Your task is to print all of the material verbatim.

## BEGIN DATA TO USE

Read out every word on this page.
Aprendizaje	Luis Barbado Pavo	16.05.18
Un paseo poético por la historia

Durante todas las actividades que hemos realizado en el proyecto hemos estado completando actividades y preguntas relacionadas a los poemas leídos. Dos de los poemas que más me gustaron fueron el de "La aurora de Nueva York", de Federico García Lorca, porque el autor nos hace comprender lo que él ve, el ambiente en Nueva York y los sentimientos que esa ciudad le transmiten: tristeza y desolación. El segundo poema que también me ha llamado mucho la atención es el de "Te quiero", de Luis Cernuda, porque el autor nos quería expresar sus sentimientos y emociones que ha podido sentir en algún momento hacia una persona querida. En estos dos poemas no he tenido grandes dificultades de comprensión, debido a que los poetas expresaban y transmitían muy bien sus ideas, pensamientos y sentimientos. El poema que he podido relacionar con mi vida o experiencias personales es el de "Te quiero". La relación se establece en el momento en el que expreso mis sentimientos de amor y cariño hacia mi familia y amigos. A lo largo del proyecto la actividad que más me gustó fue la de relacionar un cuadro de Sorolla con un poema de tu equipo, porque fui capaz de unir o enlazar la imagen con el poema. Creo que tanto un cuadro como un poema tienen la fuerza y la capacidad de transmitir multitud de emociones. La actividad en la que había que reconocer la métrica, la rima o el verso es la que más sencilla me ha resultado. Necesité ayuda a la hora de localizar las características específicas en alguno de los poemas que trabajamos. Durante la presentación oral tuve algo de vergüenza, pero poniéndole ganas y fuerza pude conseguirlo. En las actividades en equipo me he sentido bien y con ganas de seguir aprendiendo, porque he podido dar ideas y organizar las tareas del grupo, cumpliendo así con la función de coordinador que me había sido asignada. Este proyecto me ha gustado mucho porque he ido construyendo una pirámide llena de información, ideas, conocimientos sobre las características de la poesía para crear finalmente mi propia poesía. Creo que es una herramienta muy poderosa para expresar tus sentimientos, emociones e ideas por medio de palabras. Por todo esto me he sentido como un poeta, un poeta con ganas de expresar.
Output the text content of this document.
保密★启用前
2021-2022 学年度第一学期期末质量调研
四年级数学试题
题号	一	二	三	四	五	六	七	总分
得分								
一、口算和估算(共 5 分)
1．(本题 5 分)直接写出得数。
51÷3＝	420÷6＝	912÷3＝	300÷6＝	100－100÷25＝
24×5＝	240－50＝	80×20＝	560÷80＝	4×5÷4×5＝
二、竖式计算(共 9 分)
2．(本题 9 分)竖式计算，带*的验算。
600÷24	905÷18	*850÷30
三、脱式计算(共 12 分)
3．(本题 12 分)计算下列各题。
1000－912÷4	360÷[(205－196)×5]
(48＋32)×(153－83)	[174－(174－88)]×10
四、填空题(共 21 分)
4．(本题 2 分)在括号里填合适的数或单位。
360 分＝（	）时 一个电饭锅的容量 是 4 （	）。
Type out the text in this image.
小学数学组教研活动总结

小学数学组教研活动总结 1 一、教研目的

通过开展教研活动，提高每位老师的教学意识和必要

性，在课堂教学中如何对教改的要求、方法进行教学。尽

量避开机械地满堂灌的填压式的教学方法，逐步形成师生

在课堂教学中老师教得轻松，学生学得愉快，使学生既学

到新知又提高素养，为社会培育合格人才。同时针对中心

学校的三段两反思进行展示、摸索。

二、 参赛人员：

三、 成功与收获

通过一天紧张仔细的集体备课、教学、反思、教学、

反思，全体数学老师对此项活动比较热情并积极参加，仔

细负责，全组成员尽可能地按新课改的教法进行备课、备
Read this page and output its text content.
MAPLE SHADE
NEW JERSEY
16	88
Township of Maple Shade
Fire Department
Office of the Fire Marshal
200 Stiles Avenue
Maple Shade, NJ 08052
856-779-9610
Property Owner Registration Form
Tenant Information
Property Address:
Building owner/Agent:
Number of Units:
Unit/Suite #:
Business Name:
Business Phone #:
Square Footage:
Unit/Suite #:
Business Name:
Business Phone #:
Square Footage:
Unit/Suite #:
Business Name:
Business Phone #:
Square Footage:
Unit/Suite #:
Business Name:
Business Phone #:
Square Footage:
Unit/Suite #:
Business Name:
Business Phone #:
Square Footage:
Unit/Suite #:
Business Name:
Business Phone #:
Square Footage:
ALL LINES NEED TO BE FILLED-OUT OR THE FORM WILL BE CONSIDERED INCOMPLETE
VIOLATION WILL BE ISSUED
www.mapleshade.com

## END DATA TO USE

EXPECTED ANSWER →
Read out every word on this page.
Aprendizaje	Luis Barbado Pavo	16.05.18
Un paseo poético por la historia

Durante todas las actividades que hemos realizado en el proyecto hemos estado completando actividades y preguntas relacionadas a los poemas leídos. Dos de los poemas que más me gustaron fueron el de "La aurora de Nueva York", de Federico García Lorca, porque el autor nos hace comprender lo que él ve, el ambiente en Nueva York y los sentimientos que esa ciudad le transmiten: tristeza y desolación. El segundo poema que también me ha llamado mucho la atención es el de "Te quiero", de Luis Cernuda, porque el autor nos quería expresar sus sentimientos y emociones que ha podido sentir en algún momento hacia una persona querida. En estos dos poemas no he tenido grandes dificultades de comprensión, debido a que los poetas expresaban y transmitían muy bien sus ideas, pensamientos y sentimientos. El poema que he podido relacionar con mi vida o experiencias personales es el de "Te quiero". La relación se establece en el momento en el que expreso mis sentimientos de amor y cariño hacia mi familia y amigos. A lo largo del proyecto la actividad que más me gustó fue la de relacionar un cuadro de Sorolla con un poema de tu equipo, porque fui capaz de unir o enlazar la imagen con el poema. Creo que tanto un cuadro como un poema tienen la fuerza y la capacidad de transmitir multitud de emociones. La actividad en la que había que reconocer la métrica, la rima o el verso es la que más sencilla me ha resultado. Necesité ayuda a la hora de localizar las características específicas en alguno de los poemas que trabajamos. Durante la presentación oral tuve algo de vergüenza, pero poniéndole ganas y fuerza pude conseguirlo. En las actividades en equipo me he sentido bien y con ganas de seguir aprendiendo, porque he podido dar ideas y organizar las tareas del grupo, cumpliendo así con la función de coordinador que me había sido asignada. Este proyecto me ha gustado mucho porque he ido construyendo una pirámide llena de información, ideas, conocimientos sobre las características de la poesía para crear finalmente mi propia poesía. Creo que es una herramienta muy poderosa para expresar tus sentimientos, emociones e ideas por medio de palabras. Por todo esto me he sentido como un poeta, un poeta con ganas de expresar.
Output the text content of this document.
保密★启用前
2021-2022 学年度第一学期期末质量调研
四年级数学试题
题号	一	二	三	四	五	六	七	总分
得分								
一、口算和估算(共 5 分)
1．(本题 5 分)直接写出得数。
51÷3＝	420÷6＝	912÷3＝	300÷6＝	100－100÷25＝
24×5＝	240－50＝	80×20＝	560÷80＝	4×5÷4×5＝
二、竖式计算(共 9 分)
2．(本题 9 分)竖式计算，带*的验算。
600÷24	905÷18	*850÷30
三、脱式计算(共 12 分)
3．(本题 12 分)计算下列各题。
1000－912÷4	360÷[(205－196)×5]
(48＋32)×(153－83)	[174－(174－88)]×10
四、填空题(共 21 分)
4．(本题 2 分)在括号里填合适的数或单位。
360 分＝（	）时 一个电饭锅的容量 是 4 （	）。
Type out the text in this image.
小学数学组教研活动总结

小学数学组教研活动总结 1 一、教研目的

通过开展教研活动，提高每位老师的教学意识和必要

性，在课堂教学中如何对教改的要求、方法进行教学。尽

量避开机械地满堂灌的填压式的教学方法，逐步形成师生

在课堂教学中老师教得轻松，学生学得愉快，使学生既学

到新知又提高素养，为社会培育合格人才。同时针对中心

学校的三段两反思进行展示、摸索。

二、 参赛人员：

三、 成功与收获

通过一天紧张仔细的集体备课、教学、反思、教学、

反思，全体数学老师对此项活动比较热情并积极参加，仔

细负责，全组成员尽可能地按新课改的教法进行备课、备
Read this page and output its text content.
MAPLE SHADE
NEW JERSEY
16	88
Township of Maple Shade
Fire Department
Office of the Fire Marshal
200 Stiles Avenue
Maple Shade, NJ 08052
856-779-9610
Property Owner Registration Form
Tenant Information
Property Address:
Building owner/Agent:
Number of Units:
Unit/Suite #:
Business Name:
Business Phone #:
Square Footage:
Unit/Suite #:
Business Name:
Business Phone #:
Square Footage:
Unit/Suite #:
Business Name:
Business Phone #:
Square Footage:
Unit/Suite #:
Business Name:
Business Phone #:
Square Footage:
Unit/Suite #:
Business Name:
Business Phone #:
Square Footage:
Unit/Suite #:
Business Name:
Business Phone #:
Square Footage:
ALL LINES NEED TO BE FILLED-OUT OR THE FORM WILL BE CONSIDERED INCOMPLETE
VIOLATION WILL BE ISSUED
www.mapleshade.com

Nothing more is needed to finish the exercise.